§ Page extract:
_ _ _

The case calls for conjecture of a metaphysical nature. Umar, as we know, professed the Platonic and Pythagorean doctrine of the transition of the soul through many incarnations; with the passing of the centuries, his soul possibly found its reincarnation in England to fulfill, in a remote Germanic language with Latin overtones, the literary destiny that in Nishapur had been pushed aside by mathematics. Isaac Luria the Lion demonstrated that the soul of a dead man can enter the lost spirit of another to maintain or instruct him. Perhaps the spirit of Umar lodged, around 1857, in FitzGerald's. In the Rubáiyát, we read that the history of the universe is a spectacle which God conceives, stages, and then contemplates; this speculation (the technical name for it is pantheism) would permit us to believe that the Englishman could have re-created the Persian, since both were, in essence, God, or momentary faces of God.

_ _ _

§ Recorded information:
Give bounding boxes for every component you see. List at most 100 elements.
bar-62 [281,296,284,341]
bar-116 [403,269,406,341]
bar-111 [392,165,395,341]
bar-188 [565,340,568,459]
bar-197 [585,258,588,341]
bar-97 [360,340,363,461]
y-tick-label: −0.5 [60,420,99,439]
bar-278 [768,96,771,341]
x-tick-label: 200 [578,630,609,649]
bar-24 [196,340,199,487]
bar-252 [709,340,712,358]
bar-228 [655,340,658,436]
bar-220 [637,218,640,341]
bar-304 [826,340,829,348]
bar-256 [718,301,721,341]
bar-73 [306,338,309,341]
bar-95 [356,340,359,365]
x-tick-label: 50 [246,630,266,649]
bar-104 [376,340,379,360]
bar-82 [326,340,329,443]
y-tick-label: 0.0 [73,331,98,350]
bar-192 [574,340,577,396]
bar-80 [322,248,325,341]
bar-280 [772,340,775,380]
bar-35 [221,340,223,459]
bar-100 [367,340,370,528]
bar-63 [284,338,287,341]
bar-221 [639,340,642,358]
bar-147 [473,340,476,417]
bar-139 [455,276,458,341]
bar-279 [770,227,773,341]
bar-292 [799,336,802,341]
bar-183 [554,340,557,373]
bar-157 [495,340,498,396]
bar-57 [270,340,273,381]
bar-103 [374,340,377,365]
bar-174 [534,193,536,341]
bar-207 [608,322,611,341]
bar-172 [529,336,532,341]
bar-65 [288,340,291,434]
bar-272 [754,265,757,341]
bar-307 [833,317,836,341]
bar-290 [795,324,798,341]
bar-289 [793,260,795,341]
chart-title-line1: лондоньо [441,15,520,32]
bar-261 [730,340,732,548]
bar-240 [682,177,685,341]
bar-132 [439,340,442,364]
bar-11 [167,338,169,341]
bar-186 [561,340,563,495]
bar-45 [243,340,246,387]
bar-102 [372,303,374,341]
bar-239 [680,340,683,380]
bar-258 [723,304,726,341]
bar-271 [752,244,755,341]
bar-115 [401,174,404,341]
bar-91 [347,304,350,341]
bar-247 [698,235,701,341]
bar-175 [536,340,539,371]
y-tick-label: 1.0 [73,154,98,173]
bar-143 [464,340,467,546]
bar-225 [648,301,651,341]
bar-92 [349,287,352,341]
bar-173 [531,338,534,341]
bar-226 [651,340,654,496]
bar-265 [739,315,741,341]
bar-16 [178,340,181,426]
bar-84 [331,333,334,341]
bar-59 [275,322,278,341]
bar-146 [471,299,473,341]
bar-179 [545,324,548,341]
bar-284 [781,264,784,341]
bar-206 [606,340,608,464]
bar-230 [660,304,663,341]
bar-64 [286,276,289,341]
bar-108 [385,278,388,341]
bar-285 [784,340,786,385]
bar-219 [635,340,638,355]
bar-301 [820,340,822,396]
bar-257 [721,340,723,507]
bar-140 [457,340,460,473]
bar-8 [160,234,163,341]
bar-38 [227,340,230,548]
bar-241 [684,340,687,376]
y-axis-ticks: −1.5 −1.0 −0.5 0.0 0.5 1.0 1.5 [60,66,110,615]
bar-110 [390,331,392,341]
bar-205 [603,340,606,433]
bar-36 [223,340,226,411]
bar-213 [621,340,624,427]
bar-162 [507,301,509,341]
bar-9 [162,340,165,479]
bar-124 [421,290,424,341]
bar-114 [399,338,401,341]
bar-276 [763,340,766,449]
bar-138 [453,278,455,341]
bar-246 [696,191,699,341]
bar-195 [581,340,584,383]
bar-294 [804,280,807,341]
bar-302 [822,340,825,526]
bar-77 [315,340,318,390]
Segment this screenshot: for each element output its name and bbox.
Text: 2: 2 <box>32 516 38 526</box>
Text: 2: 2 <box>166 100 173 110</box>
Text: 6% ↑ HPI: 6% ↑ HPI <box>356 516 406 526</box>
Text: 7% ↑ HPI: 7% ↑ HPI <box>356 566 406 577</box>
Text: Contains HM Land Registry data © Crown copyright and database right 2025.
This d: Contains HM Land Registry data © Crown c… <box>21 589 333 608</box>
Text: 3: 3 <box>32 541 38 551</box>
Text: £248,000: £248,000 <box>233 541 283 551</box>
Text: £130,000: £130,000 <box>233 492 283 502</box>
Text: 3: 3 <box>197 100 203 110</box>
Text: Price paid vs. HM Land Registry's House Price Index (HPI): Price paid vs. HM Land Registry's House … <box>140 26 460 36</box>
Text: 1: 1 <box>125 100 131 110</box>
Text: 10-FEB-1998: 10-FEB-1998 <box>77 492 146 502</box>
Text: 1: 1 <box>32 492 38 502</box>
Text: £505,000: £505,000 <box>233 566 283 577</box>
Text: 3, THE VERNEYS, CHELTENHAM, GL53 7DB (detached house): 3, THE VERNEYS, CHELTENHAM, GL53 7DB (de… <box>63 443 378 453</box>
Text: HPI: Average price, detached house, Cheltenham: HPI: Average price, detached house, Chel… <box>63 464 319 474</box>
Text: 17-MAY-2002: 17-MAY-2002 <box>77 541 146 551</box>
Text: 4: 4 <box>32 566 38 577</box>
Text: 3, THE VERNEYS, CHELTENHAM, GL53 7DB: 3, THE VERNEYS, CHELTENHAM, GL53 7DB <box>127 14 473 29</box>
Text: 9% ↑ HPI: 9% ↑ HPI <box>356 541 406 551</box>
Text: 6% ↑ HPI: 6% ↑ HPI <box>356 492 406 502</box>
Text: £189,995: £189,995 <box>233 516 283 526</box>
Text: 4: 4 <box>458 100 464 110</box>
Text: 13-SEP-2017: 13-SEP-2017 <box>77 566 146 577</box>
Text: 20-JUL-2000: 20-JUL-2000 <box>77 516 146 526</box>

_ _ _

§ Work instructions:
Continue the passage on Umar and FitzGerald from its last sentence.

§ Output of the exercise:
More probable, and no less marvelous than these almost supernatural conjectures, is the assumption of a benevolent destiny. At times, the clouds take the shape of mountains or lions; by analogy, the wistfulness of Edward FitzGerald, and a manuscript on yellowing paper, in purple characters, forgotten in a vault of the Bodleian Library in Oxford, assume, for the good of us all, the shape of the poem.

Any collaboration is mysterious. This one, of an Englishman and a Persian, was more so than any other, because the two were very different, and in life might not have achieved friendship; it was death and vicissitude and time that brought it about that one should know of the other and both become a single poet.